* Data records:
(begin)

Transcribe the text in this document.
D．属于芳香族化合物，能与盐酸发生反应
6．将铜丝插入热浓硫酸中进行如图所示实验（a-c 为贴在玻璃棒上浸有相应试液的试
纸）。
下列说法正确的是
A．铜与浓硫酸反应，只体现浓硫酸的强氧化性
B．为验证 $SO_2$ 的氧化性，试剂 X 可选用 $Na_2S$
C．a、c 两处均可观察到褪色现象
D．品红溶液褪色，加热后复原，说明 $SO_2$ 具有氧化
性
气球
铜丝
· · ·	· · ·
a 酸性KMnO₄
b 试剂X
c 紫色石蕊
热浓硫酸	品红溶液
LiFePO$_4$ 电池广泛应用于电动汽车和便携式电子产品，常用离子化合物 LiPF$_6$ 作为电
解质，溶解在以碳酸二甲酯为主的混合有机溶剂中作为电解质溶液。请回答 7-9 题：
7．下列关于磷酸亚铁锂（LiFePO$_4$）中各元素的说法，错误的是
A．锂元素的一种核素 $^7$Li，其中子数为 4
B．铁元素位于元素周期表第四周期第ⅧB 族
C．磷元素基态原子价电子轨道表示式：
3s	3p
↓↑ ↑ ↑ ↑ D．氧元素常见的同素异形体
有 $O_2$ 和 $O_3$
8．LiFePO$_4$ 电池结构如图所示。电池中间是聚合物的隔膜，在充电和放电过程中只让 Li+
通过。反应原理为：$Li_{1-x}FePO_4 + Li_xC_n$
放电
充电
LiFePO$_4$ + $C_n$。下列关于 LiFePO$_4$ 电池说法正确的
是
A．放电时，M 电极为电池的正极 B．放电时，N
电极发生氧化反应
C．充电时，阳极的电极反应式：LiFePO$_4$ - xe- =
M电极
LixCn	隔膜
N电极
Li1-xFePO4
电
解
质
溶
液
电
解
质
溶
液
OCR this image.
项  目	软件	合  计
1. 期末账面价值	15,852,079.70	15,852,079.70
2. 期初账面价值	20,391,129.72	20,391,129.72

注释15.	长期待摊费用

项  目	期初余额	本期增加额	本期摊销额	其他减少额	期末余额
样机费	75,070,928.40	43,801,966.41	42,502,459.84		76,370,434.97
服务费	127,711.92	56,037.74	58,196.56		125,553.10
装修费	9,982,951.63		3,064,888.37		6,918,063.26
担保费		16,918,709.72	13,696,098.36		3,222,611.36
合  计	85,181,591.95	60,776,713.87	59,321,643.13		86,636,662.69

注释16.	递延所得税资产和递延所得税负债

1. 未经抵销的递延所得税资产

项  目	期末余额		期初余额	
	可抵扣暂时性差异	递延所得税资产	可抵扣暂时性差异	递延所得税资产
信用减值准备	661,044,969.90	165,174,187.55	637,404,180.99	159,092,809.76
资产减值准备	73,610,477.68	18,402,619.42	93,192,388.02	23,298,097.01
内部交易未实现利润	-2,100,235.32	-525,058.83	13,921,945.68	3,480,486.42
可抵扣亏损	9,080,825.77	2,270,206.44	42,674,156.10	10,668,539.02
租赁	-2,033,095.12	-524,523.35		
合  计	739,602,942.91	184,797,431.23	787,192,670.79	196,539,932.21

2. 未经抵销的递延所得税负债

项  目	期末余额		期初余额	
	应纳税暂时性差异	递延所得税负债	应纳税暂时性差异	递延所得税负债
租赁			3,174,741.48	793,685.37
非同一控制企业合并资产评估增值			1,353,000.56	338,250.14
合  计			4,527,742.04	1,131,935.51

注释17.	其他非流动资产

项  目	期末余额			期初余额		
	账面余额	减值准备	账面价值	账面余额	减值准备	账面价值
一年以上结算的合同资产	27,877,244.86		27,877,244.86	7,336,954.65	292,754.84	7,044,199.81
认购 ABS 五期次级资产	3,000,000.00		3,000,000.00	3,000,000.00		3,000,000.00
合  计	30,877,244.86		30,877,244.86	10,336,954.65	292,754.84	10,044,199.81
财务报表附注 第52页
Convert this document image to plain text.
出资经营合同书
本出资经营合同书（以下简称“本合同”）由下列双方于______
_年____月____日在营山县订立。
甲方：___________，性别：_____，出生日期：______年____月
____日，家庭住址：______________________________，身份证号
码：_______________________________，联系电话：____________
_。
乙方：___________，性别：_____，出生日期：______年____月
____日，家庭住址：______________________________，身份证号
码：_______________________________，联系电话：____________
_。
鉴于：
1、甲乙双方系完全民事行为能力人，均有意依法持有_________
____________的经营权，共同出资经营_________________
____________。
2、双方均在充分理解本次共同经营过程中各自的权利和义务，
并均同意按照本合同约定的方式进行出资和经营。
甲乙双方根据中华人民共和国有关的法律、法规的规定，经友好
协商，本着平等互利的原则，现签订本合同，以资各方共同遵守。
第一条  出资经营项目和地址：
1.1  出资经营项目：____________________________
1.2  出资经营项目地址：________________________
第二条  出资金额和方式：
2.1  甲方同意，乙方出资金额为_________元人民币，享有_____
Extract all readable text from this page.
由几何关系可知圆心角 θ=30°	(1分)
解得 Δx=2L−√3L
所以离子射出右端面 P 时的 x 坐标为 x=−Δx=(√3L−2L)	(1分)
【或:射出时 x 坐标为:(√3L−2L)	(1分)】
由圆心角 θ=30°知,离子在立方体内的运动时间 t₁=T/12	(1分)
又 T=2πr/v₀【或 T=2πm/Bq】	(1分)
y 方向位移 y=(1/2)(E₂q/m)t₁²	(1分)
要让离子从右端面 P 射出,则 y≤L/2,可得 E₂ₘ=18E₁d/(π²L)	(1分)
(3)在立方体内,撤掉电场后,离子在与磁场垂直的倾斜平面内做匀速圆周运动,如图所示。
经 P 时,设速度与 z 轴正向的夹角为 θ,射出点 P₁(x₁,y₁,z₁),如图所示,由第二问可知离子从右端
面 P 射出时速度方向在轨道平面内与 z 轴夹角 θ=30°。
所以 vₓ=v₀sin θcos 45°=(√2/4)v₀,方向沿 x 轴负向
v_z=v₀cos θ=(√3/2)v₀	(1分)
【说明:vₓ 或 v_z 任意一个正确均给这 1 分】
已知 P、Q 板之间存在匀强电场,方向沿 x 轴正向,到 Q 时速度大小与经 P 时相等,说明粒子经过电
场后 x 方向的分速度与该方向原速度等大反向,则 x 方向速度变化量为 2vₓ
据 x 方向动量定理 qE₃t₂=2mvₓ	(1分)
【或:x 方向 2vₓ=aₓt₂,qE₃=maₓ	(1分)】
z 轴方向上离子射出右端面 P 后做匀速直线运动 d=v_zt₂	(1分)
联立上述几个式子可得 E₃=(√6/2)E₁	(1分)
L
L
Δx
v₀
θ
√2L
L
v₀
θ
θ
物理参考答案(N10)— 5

(end)

* Goal: Every record shown above must be echoed exactly.

* Completed exercise:
Transcribe the text in this document.
D．属于芳香族化合物，能与盐酸发生反应
6．将铜丝插入热浓硫酸中进行如图所示实验（a-c 为贴在玻璃棒上浸有相应试液的试
纸）。
下列说法正确的是
A．铜与浓硫酸反应，只体现浓硫酸的强氧化性
B．为验证 $SO_2$ 的氧化性，试剂 X 可选用 $Na_2S$
C．a、c 两处均可观察到褪色现象
D．品红溶液褪色，加热后复原，说明 $SO_2$ 具有氧化
性
气球
铜丝
· · ·	· · ·
a 酸性KMnO₄
b 试剂X
c 紫色石蕊
热浓硫酸	品红溶液
LiFePO$_4$ 电池广泛应用于电动汽车和便携式电子产品，常用离子化合物 LiPF$_6$ 作为电
解质，溶解在以碳酸二甲酯为主的混合有机溶剂中作为电解质溶液。请回答 7-9 题：
7．下列关于磷酸亚铁锂（LiFePO$_4$）中各元素的说法，错误的是
A．锂元素的一种核素 $^7$Li，其中子数为 4
B．铁元素位于元素周期表第四周期第ⅧB 族
C．磷元素基态原子价电子轨道表示式：
3s	3p
↓↑ ↑ ↑ ↑ D．氧元素常见的同素异形体
有 $O_2$ 和 $O_3$
8．LiFePO$_4$ 电池结构如图所示。电池中间是聚合物的隔膜，在充电和放电过程中只让 Li+
通过。反应原理为：$Li_{1-x}FePO_4 + Li_xC_n$
放电
充电
LiFePO$_4$ + $C_n$。下列关于 LiFePO$_4$ 电池说法正确的
是
A．放电时，M 电极为电池的正极 B．放电时，N
电极发生氧化反应
C．充电时，阳极的电极反应式：LiFePO$_4$ - xe- =
M电极
LixCn	隔膜
N电极
Li1-xFePO4
电
解
质
溶
液
电
解
质
溶
液
OCR this image.
项  目	软件	合  计
1. 期末账面价值	15,852,079.70	15,852,079.70
2. 期初账面价值	20,391,129.72	20,391,129.72

注释15.	长期待摊费用

项  目	期初余额	本期增加额	本期摊销额	其他减少额	期末余额
样机费	75,070,928.40	43,801,966.41	42,502,459.84		76,370,434.97
服务费	127,711.92	56,037.74	58,196.56		125,553.10
装修费	9,982,951.63		3,064,888.37		6,918,063.26
担保费		16,918,709.72	13,696,098.36		3,222,611.36
合  计	85,181,591.95	60,776,713.87	59,321,643.13		86,636,662.69

注释16.	递延所得税资产和递延所得税负债

1. 未经抵销的递延所得税资产

项  目	期末余额		期初余额	
	可抵扣暂时性差异	递延所得税资产	可抵扣暂时性差异	递延所得税资产
信用减值准备	661,044,969.90	165,174,187.55	637,404,180.99	159,092,809.76
资产减值准备	73,610,477.68	18,402,619.42	93,192,388.02	23,298,097.01
内部交易未实现利润	-2,100,235.32	-525,058.83	13,921,945.68	3,480,486.42
可抵扣亏损	9,080,825.77	2,270,206.44	42,674,156.10	10,668,539.02
租赁	-2,033,095.12	-524,523.35		
合  计	739,602,942.91	184,797,431.23	787,192,670.79	196,539,932.21

2. 未经抵销的递延所得税负债

项  目	期末余额		期初余额	
	应纳税暂时性差异	递延所得税负债	应纳税暂时性差异	递延所得税负债
租赁			3,174,741.48	793,685.37
非同一控制企业合并资产评估增值			1,353,000.56	338,250.14
合  计			4,527,742.04	1,131,935.51

注释17.	其他非流动资产

项  目	期末余额			期初余额		
	账面余额	减值准备	账面价值	账面余额	减值准备	账面价值
一年以上结算的合同资产	27,877,244.86		27,877,244.86	7,336,954.65	292,754.84	7,044,199.81
认购 ABS 五期次级资产	3,000,000.00		3,000,000.00	3,000,000.00		3,000,000.00
合  计	30,877,244.86		30,877,244.86	10,336,954.65	292,754.84	10,044,199.81
财务报表附注 第52页
Convert this document image to plain text.
出资经营合同书
本出资经营合同书（以下简称“本合同”）由下列双方于______
_年____月____日在营山县订立。
甲方：___________，性别：_____，出生日期：______年____月
____日，家庭住址：______________________________，身份证号
码：_______________________________，联系电话：____________
_。
乙方：___________，性别：_____，出生日期：______年____月
____日，家庭住址：______________________________，身份证号
码：_______________________________，联系电话：____________
_。
鉴于：
1、甲乙双方系完全民事行为能力人，均有意依法持有_________
____________的经营权，共同出资经营_________________
____________。
2、双方均在充分理解本次共同经营过程中各自的权利和义务，
并均同意按照本合同约定的方式进行出资和经营。
甲乙双方根据中华人民共和国有关的法律、法规的规定，经友好
协商，本着平等互利的原则，现签订本合同，以资各方共同遵守。
第一条  出资经营项目和地址：
1.1  出资经营项目：____________________________
1.2  出资经营项目地址：________________________
第二条  出资金额和方式：
2.1  甲方同意，乙方出资金额为_________元人民币，享有_____
Extract all readable text from this page.
由几何关系可知圆心角 θ=30°	(1分)
解得 Δx=2L−√3L
所以离子射出右端面 P 时的 x 坐标为 x=−Δx=(√3L−2L)	(1分)
【或:射出时 x 坐标为:(√3L−2L)	(1分)】
由圆心角 θ=30°知,离子在立方体内的运动时间 t₁=T/12	(1分)
又 T=2πr/v₀【或 T=2πm/Bq】	(1分)
y 方向位移 y=(1/2)(E₂q/m)t₁²	(1分)
要让离子从右端面 P 射出,则 y≤L/2,可得 E₂ₘ=18E₁d/(π²L)	(1分)
(3)在立方体内,撤掉电场后,离子在与磁场垂直的倾斜平面内做匀速圆周运动,如图所示。
经 P 时,设速度与 z 轴正向的夹角为 θ,射出点 P₁(x₁,y₁,z₁),如图所示,由第二问可知离子从右端
面 P 射出时速度方向在轨道平面内与 z 轴夹角 θ=30°。
所以 vₓ=v₀sin θcos 45°=(√2/4)v₀,方向沿 x 轴负向
v_z=v₀cos θ=(√3/2)v₀	(1分)
【说明:vₓ 或 v_z 任意一个正确均给这 1 分】
已知 P、Q 板之间存在匀强电场,方向沿 x 轴正向,到 Q 时速度大小与经 P 时相等,说明粒子经过电
场后 x 方向的分速度与该方向原速度等大反向,则 x 方向速度变化量为 2vₓ
据 x 方向动量定理 qE₃t₂=2mvₓ	(1分)
【或:x 方向 2vₓ=aₓt₂,qE₃=maₓ	(1分)】
z 轴方向上离子射出右端面 P 后做匀速直线运动 d=v_zt₂	(1分)
联立上述几个式子可得 E₃=(√6/2)E₁	(1分)
L
L
Δx
v₀
θ
√2L
L
v₀
θ
θ
物理参考答案(N10)— 5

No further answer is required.